Saved data entries:
>> start
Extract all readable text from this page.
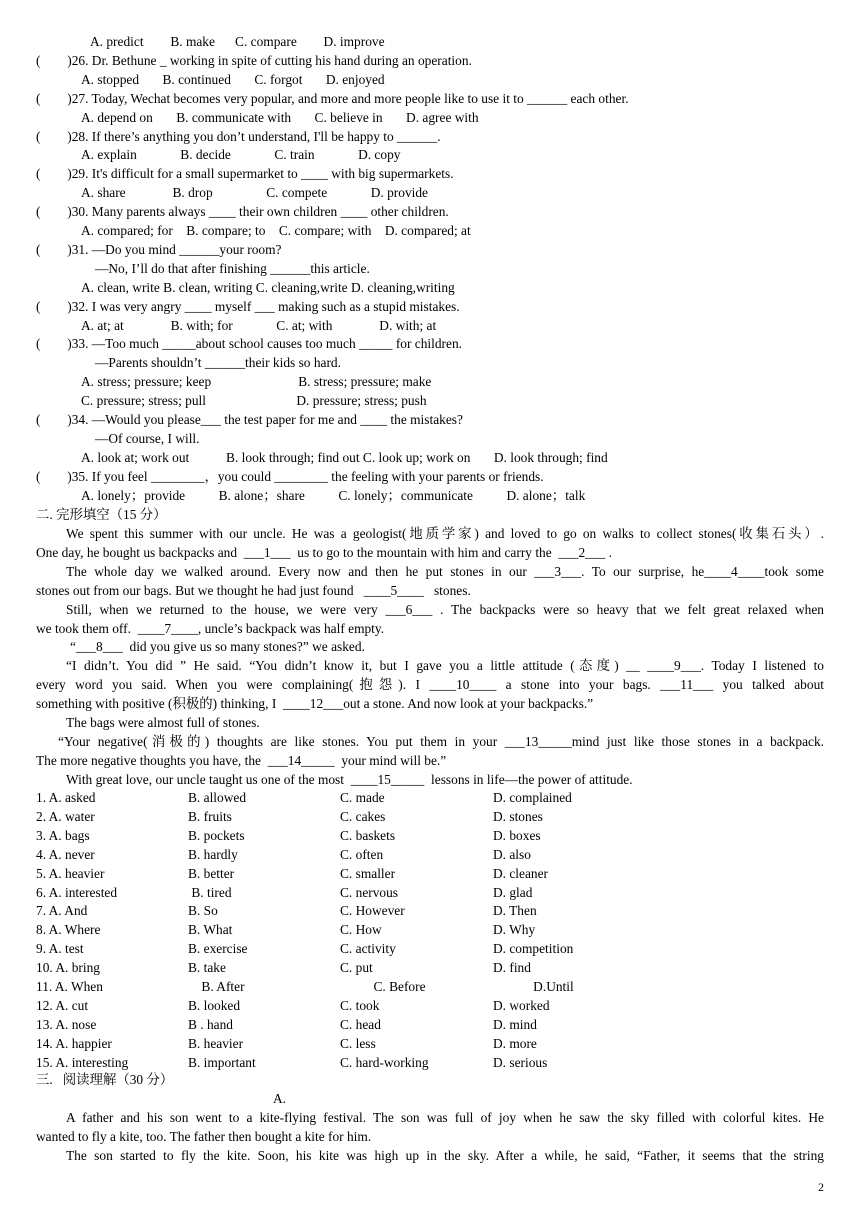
A. predict        B. make      C. compare        D. improve
(        )26. Dr. Bethune _ working in spite of cutting his hand during an operation.
A. stopped       B. continued       C. forgot       D. enjoyed
(        )27. Today, Wechat becomes very popular, and more and more people like to use it to ______ each other.
A. depend on       B. communicate with       C. believe in       D. agree with
(        )28. If there’s anything you don’t understand, I'll be happy to ______.
A. explain             B. decide             C. train             D. copy
(        )29. It's difficult for a small supermarket to ____ with big supermarkets.
A. share              B. drop                C. compete             D. provide
(        )30. Many parents always ____ their own children ____ other children.
A. compared; for    B. compare; to    C. compare; with    D. compared; at
(        )31. —Do you mind ______your room?
—No, I’ll do that after finishing ______this article.
A. clean, write B. clean, writing C. cleaning,write D. cleaning,writing
(        )32. I was very angry ____ myself ___ making such as a stupid mistakes.
A. at; at              B. with; for             C. at; with              D. with; at
(        )33. —Too much _____about school causes too much _____ for children.
—Parents shouldn’t ______their kids so hard.
A. stress; pressure; keep                          B. stress; pressure; make
C. pressure; stress; pull                           D. pressure; stress; push
(        )34. —Would you please___ the test paper for me and ____ the mistakes?
—Of course, I will.
A. look at; work out           B. look through; find out C. look up; work on       D. look through; find
(        )35. If you feel ________，you could ________ the feeling with your parents or friends.
A. lonely；provide          B. alone；share          C. lonely；communicate          D. alone；talk
二. 完形填空（15 分）
We spent this summer with our uncle. He was a geologist(地质学家) and loved to go on walks to collect stones(收集石头）.
One day, he bought us backpacks and  ___1___  us to go to the mountain with him and carry the  ___2___ .
The whole day we walked around. Every now and then he put stones in our ___3___. To our surprise, he____4____took some
stones out from our bags. But we thought he had just found   ____5____   stones.
Still, when we returned to the house, we were very ___6___ . The backpacks were so heavy that we felt great relaxed when
we took them off.  ____7____, uncle’s backpack was half empty.
“___8___  did you give us so many stones?” we asked.
“I didn’t. You did ” He said. “You didn’t know it, but I gave you a little attitude (态度) __ ____9___. Today I listened to
every word you said. When you were complaining(抱怨). I ____10____ a stone into your bags. ___11___ you talked about
something with positive (积极的) thinking, I  ____12___out a stone. And now look at your backpacks.”
The bags were almost full of stones.
“Your negative(消极的) thoughts are like stones. You put them in your ___13_____mind just like those stones in a backpack.
The more negative thoughts you have, the  ___14_____  your mind will be.”
With great love, our uncle taught us one of the most  ____15_____  lessons in life—the power of attitude.
1. A. asked	B. allowed	C. made	D. complained
2. A. water	B. fruits	C. cakes	D. stones
3. A. bags	B. pockets	C. baskets	D. boxes
4. A. never	B. hardly	C. often	D. also
5. A. heavier	B. better	C. smaller	D. cleaner
6. A. interested	B. tired	C. nervous	D. glad
7. A. And	B. So	C. However	D. Then
8. A. Where	B. What	C. How	D. Why
9. A. test	B. exercise	C. activity	D. competition
10. A. bring	B. take	C. put	D. find
11. A. When	B. After	C. Before	D.Until
12. A. cut	B. looked	C. took	D. worked
13. A. nose	B . hand	C. head	D. mind
14. A. happier	B. heavier	C. less	D. more
15. A. interesting	B. important	C. hard-working	D. serious
三.   阅读理解（30 分）
A.
A father and his son went to a kite-flying festival. The son was full of joy when he saw the sky filled with colorful kites. He
wanted to fly a kite, too. The father then bought a kite for him.
The son started to fly the kite. Soon, his kite was high up in the sky. After a while, he said, “Father, it seems that the string
2
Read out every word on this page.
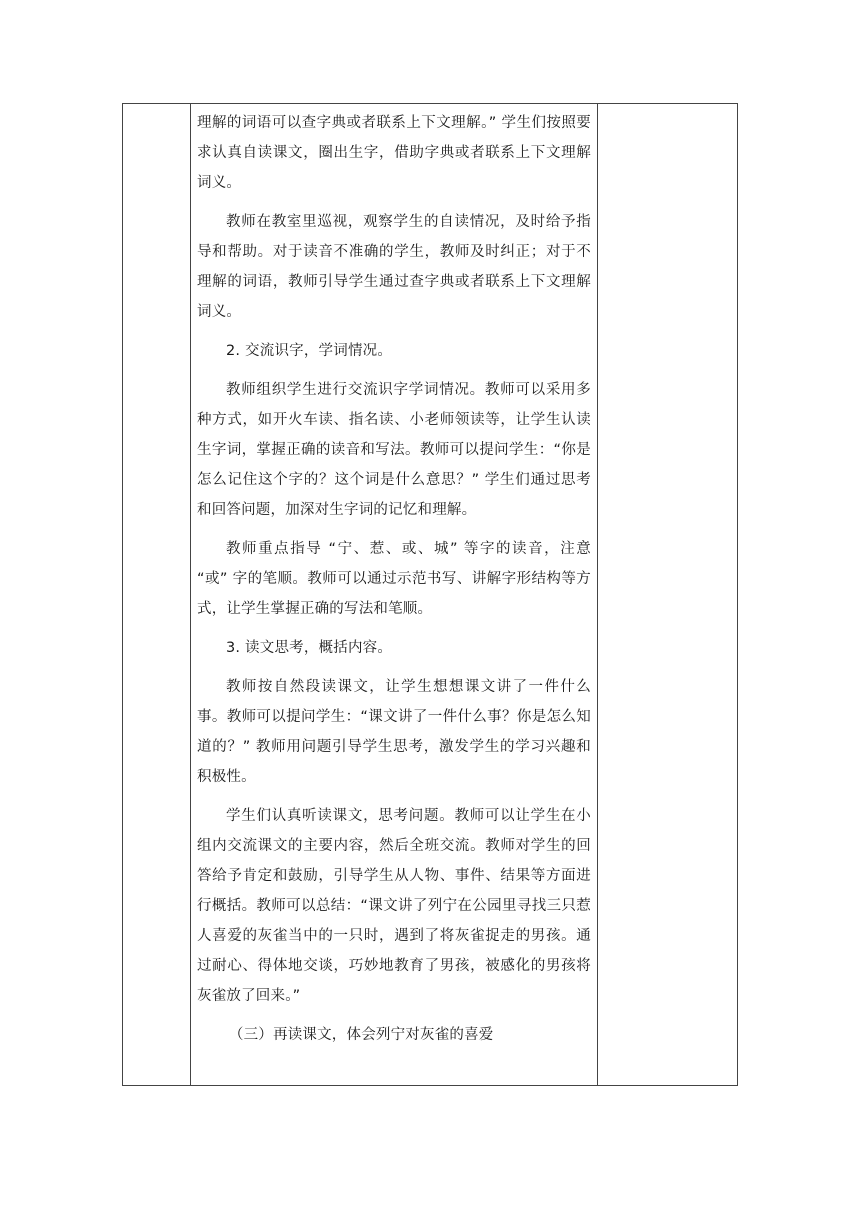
理解的词语可以查字典或者联系上下文理解。” 学生们按照要求认真自读课文，圈出生字，借助字典或者联系上下文理解词义。

教师在教室里巡视，观察学生的自读情况，及时给予指导和帮助。对于读音不准确的学生，教师及时纠正；对于不理解的词语，教师引导学生通过查字典或者联系上下文理解词义。

2. 交流识字，学词情况。

教师组织学生进行交流识字学词情况。教师可以采用多种方式，如开火车读、指名读、小老师领读等，让学生认读生字词，掌握正确的读音和写法。教师可以提问学生：“你是怎么记住这个字的？这个词是什么意思？” 学生们通过思考和回答问题，加深对生字词的记忆和理解。

教师重点指导 “宁、惹、或、城” 等字的读音，注意 “或” 字的笔顺。教师可以通过示范书写、讲解字形结构等方式，让学生掌握正确的写法和笔顺。

3. 读文思考，概括内容。

教师按自然段读课文，让学生想想课文讲了一件什么事。教师可以提问学生：“课文讲了一件什么事？你是怎么知道的？” 教师用问题引导学生思考，激发学生的学习兴趣和积极性。

学生们认真听读课文，思考问题。教师可以让学生在小组内交流课文的主要内容，然后全班交流。教师对学生的回答给予肯定和鼓励，引导学生从人物、事件、结果等方面进行概括。教师可以总结：“课文讲了列宁在公园里寻找三只惹人喜爱的灰雀当中的一只时，遇到了将灰雀捉走的男孩。通过耐心、得体地交谈，巧妙地教育了男孩，被感化的男孩将灰雀放了回来。”

（三）再读课文，体会列宁对灰雀的喜爱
>> end
Task: Gather each line of the records holding the string "provide".

Solution:
A. share              B. drop                C. compete             D. provide
A. lonely；provide          B. alone；share          C. lonely；communicate          D. alone；talk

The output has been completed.